(Data records)
###

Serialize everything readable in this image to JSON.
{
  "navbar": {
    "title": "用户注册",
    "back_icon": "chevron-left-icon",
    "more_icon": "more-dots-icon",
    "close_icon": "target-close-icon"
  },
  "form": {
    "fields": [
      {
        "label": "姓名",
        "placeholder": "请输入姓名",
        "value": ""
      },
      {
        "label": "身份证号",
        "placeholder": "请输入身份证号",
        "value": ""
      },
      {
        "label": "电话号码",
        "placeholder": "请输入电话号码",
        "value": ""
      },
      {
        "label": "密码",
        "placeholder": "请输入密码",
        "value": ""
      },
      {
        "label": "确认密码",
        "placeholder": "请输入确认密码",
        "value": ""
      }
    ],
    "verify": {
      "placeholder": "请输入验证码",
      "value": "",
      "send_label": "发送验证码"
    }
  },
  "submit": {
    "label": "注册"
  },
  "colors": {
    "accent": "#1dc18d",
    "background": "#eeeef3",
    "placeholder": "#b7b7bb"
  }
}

###

§ **Given instruction**:
Search the entries for the word "placeholder" and gather every line where it appears.

§ **The output**:
        "placeholder": "请输入姓名",
        "placeholder": "请输入身份证号",
        "placeholder": "请输入电话号码",
        "placeholder": "请输入密码",
        "placeholder": "请输入确认密码",
      "placeholder": "请输入验证码",
    "placeholder": "#b7b7bb"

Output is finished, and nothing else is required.